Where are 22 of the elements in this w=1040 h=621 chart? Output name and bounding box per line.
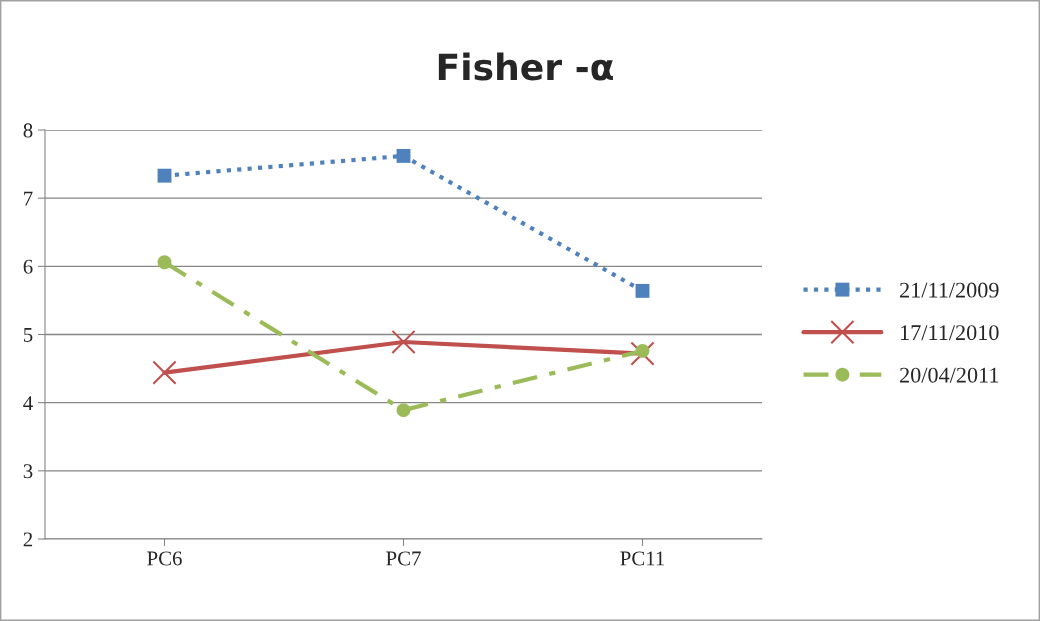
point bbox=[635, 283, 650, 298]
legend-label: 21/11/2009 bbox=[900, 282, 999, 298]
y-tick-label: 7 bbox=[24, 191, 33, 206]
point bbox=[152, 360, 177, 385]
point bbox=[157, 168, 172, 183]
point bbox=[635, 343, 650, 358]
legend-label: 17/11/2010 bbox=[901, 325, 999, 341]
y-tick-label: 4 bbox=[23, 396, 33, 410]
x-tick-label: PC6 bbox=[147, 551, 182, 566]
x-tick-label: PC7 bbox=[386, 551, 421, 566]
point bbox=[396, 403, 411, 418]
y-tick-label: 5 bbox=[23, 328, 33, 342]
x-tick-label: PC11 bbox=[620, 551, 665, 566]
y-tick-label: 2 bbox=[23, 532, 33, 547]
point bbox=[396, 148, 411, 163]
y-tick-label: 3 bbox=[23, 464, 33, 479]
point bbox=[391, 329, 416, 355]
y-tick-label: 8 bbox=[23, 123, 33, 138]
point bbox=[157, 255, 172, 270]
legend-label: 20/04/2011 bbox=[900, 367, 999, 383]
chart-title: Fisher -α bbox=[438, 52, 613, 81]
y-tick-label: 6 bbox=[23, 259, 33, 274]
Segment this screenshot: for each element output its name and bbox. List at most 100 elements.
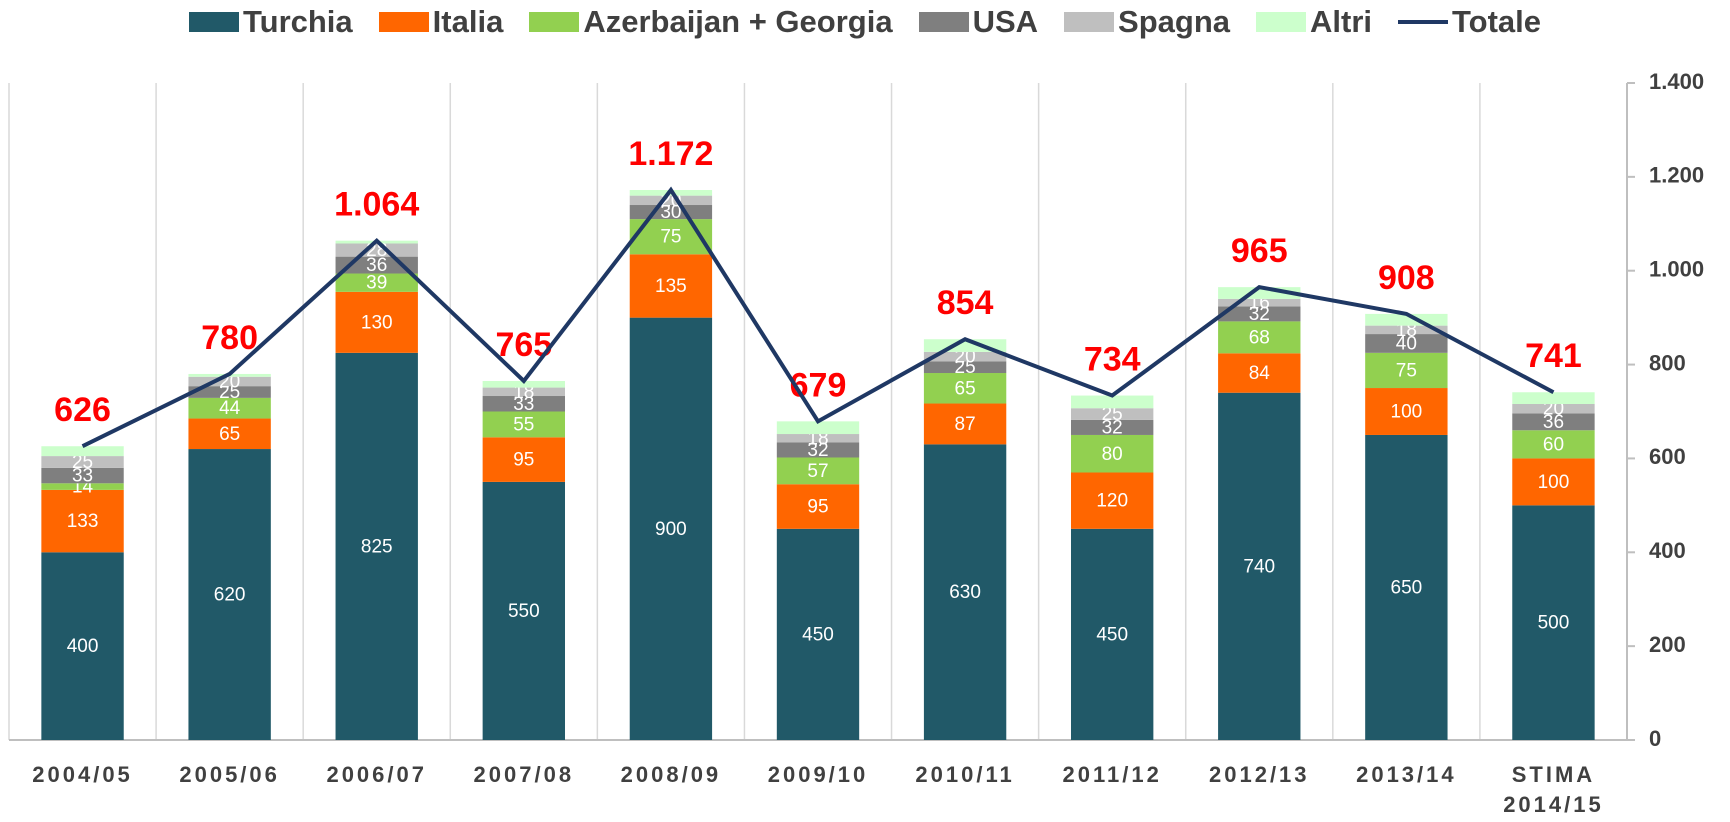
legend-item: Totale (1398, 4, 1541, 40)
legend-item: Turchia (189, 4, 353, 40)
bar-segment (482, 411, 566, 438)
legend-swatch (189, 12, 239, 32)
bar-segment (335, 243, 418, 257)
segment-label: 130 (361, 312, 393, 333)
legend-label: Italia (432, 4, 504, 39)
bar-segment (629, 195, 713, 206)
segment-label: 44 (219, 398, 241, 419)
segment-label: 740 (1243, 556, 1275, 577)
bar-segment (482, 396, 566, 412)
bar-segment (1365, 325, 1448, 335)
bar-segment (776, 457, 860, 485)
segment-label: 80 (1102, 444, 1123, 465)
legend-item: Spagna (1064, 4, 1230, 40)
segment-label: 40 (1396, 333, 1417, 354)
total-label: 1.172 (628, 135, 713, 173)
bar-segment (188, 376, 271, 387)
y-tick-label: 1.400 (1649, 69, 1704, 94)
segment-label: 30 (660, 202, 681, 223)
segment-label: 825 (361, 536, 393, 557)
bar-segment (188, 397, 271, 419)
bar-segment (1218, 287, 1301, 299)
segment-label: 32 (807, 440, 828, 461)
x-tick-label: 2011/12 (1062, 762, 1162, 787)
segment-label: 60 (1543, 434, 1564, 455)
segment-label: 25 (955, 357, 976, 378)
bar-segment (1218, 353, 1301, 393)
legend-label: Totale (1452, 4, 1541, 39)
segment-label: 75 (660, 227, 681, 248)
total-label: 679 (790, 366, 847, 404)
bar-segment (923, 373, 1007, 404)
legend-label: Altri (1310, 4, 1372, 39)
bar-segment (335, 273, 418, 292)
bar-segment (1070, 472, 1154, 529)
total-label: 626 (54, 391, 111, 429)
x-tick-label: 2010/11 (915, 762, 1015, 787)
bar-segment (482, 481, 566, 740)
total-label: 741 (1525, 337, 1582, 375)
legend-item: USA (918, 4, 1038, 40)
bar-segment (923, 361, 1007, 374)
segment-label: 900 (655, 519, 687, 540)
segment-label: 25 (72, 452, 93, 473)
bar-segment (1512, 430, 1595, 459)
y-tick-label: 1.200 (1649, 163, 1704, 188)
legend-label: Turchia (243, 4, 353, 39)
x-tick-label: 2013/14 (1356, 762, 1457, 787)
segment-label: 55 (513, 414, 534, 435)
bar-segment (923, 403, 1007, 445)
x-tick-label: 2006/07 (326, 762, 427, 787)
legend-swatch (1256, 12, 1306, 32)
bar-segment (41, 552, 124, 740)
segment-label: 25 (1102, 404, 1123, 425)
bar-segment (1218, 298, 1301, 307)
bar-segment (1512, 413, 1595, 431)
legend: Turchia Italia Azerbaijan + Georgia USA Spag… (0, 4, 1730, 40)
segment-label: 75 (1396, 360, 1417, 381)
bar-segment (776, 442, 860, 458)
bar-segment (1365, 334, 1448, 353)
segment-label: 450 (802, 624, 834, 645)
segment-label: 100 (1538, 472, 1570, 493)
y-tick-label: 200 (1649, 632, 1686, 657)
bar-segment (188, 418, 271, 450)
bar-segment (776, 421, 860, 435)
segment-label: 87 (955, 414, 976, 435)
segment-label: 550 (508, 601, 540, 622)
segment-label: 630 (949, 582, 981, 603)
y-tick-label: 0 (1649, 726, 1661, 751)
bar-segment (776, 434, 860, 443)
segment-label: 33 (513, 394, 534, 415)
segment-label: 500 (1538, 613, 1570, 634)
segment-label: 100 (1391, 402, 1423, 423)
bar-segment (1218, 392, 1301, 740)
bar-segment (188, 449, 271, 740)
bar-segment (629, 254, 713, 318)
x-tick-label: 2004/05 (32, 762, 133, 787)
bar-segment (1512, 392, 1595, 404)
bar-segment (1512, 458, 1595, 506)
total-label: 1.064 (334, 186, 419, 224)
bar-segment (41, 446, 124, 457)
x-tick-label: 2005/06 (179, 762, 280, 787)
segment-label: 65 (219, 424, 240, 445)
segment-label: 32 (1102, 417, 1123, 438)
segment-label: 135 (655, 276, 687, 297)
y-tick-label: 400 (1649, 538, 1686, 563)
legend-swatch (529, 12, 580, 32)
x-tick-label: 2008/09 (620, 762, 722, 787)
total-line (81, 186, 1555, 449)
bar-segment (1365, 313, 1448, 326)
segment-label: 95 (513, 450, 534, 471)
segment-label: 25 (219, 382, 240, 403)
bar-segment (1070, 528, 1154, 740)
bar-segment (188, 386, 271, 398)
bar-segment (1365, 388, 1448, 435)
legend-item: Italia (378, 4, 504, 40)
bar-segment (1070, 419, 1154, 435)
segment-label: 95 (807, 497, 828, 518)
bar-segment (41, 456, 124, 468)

....

**What you have to do**
Turn every line of the records above into a numbered list, skipping blank lines and leaving out the pictures.

**Task output**
1. Where are 22 of the elements in this w=1040 h=621 chart? Output name and bounding box per line.
2. point bbox=[635, 283, 650, 298]
3. legend-label: 21/11/2009 bbox=[900, 282, 999, 298]
4. y-tick-label: 7 bbox=[24, 191, 33, 206]
5. point bbox=[152, 360, 177, 385]
6. point bbox=[157, 168, 172, 183]
7. point bbox=[635, 343, 650, 358]
8. legend-label: 17/11/2010 bbox=[901, 325, 999, 341]
9. y-tick-label: 4 bbox=[23, 396, 33, 410]
10. x-tick-label: PC6 bbox=[147, 551, 182, 566]
11. x-tick-label: PC7 bbox=[386, 551, 421, 566]
12. point bbox=[396, 403, 411, 418]
13. y-tick-label: 5 bbox=[23, 328, 33, 342]
14. x-tick-label: PC11 bbox=[620, 551, 665, 566]
15. y-tick-label: 2 bbox=[23, 532, 33, 547]
16. point bbox=[396, 148, 411, 163]
17. y-tick-label: 3 bbox=[23, 464, 33, 479]
18. point bbox=[391, 329, 416, 355]
19. y-tick-label: 8 bbox=[23, 123, 33, 138]
20. point bbox=[157, 255, 172, 270]
21. legend-label: 20/04/2011 bbox=[900, 367, 999, 383]
22. chart-title: Fisher -α bbox=[438, 52, 613, 81]
23. y-tick-label: 6 bbox=[23, 259, 33, 274]
24. Segment this screenshot: for each element output its name and bbox. List at most 100 elements.
25. legend-item: Totale (1398, 4, 1541, 40)
26. legend-item: Turchia (189, 4, 353, 40)
27. bar-segment (482, 411, 566, 438)
28. legend-swatch (189, 12, 239, 32)
29. bar-segment (335, 243, 418, 257)
30. segment-label: 130 (361, 312, 393, 333)
31. legend-label: Italia (432, 4, 504, 39)
32. bar-segment (629, 195, 713, 206)
33. segment-label: 44 (219, 398, 241, 419)
34. segment-label: 740 (1243, 556, 1275, 577)
35. bar-segment (482, 396, 566, 412)
36. bar-segment (1365, 325, 1448, 335)
37. bar-segment (776, 457, 860, 485)
38. segment-label: 80 (1102, 444, 1123, 465)
39. legend-item: Spagna (1064, 4, 1230, 40)
40. segment-label: 40 (1396, 333, 1417, 354)
41. total-label: 1.172 (628, 135, 713, 173)
42. bar-segment (188, 376, 271, 387)
43. y-tick-label: 1.400 (1649, 69, 1704, 94)
44. segment-label: 30 (660, 202, 681, 223)
45. segment-label: 825 (361, 536, 393, 557)
46. bar-segment (188, 397, 271, 419)
47. bar-segment (1218, 287, 1301, 299)
48. segment-label: 32 (807, 440, 828, 461)
49. x-tick-label: 2011/12 (1062, 762, 1162, 787)
50. segment-label: 60 (1543, 434, 1564, 455)
51. segment-label: 25 (955, 357, 976, 378)
52. bar-segment (1218, 353, 1301, 393)
53. legend-label: Totale (1452, 4, 1541, 39)
54. segment-label: 75 (660, 227, 681, 248)
55. total-label: 679 (790, 366, 847, 404)
56. bar-segment (923, 373, 1007, 404)
57. legend-label: Altri (1310, 4, 1372, 39)
58. bar-segment (335, 273, 418, 292)
59. bar-segment (1070, 472, 1154, 529)
60. total-label: 626 (54, 391, 111, 429)
61. x-tick-label: 2010/11 (915, 762, 1015, 787)
62. bar-segment (482, 481, 566, 740)
63. total-label: 741 (1525, 337, 1582, 375)
64. legend-item: USA (918, 4, 1038, 40)
65. bar-segment (923, 361, 1007, 374)
66. segment-label: 900 (655, 519, 687, 540)
67. segment-label: 25 (72, 452, 93, 473)
68. bar-segment (1512, 430, 1595, 459)
69. y-tick-label: 1.200 (1649, 163, 1704, 188)
70. legend-label: Turchia (243, 4, 353, 39)
71. x-tick-label: 2013/14 (1356, 762, 1457, 787)
72. segment-label: 55 (513, 414, 534, 435)
73. bar-segment (923, 403, 1007, 445)
74. x-tick-label: 2006/07 (326, 762, 427, 787)
75. legend-swatch (1256, 12, 1306, 32)
76. bar-segment (41, 552, 124, 740)
77. segment-label: 25 (1102, 404, 1123, 425)
78. bar-segment (1218, 298, 1301, 307)
79. bar-segment (1512, 413, 1595, 431)
80. legend: Turchia Italia Azerbaijan + Georgia USA Spag… (0, 4, 1730, 40)
81. segment-label: 75 (1396, 360, 1417, 381)
82. bar-segment (776, 442, 860, 458)
83. bar-segment (1365, 334, 1448, 353)
84. segment-label: 450 (802, 624, 834, 645)
85. segment-label: 100 (1538, 472, 1570, 493)
86. y-tick-label: 200 (1649, 632, 1686, 657)
87. bar-segment (188, 418, 271, 450)
88. bar-segment (776, 421, 860, 435)
89. segment-label: 87 (955, 414, 976, 435)
90. segment-label: 550 (508, 601, 540, 622)
91. segment-label: 630 (949, 582, 981, 603)
92. y-tick-label: 0 (1649, 726, 1661, 751)
93. bar-segment (776, 434, 860, 443)
94. segment-label: 33 (513, 394, 534, 415)
95. segment-label: 500 (1538, 613, 1570, 634)
96. segment-label: 100 (1391, 402, 1423, 423)
97. bar-segment (1218, 392, 1301, 740)
98. bar-segment (188, 449, 271, 740)
99. bar-segment (629, 254, 713, 318)
100. x-tick-label: 2004/05 (32, 762, 133, 787)
101. bar-segment (1512, 392, 1595, 404)
102. bar-segment (1512, 458, 1595, 506)
103. total-label: 1.064 (334, 186, 419, 224)
104. bar-segment (41, 446, 124, 457)
105. x-tick-label: 2005/06 (179, 762, 280, 787)
106. segment-label: 65 (219, 424, 240, 445)
107. segment-label: 32 (1102, 417, 1123, 438)
108. segment-label: 135 (655, 276, 687, 297)
109. y-tick-label: 400 (1649, 538, 1686, 563)
110. legend-swatch (529, 12, 580, 32)
111. x-tick-label: 2008/09 (620, 762, 722, 787)
112. total-line (81, 186, 1555, 449)
113. bar-segment (1365, 313, 1448, 326)
114. segment-label: 95 (513, 450, 534, 471)
115. segment-label: 25 (219, 382, 240, 403)
116. bar-segment (1070, 528, 1154, 740)
117. bar-segment (188, 386, 271, 398)
118. bar-segment (1365, 388, 1448, 435)
119. legend-item: Italia (378, 4, 504, 40)
120. bar-segment (1070, 419, 1154, 435)
121. segment-label: 95 (807, 497, 828, 518)
122. bar-segment (41, 456, 124, 468)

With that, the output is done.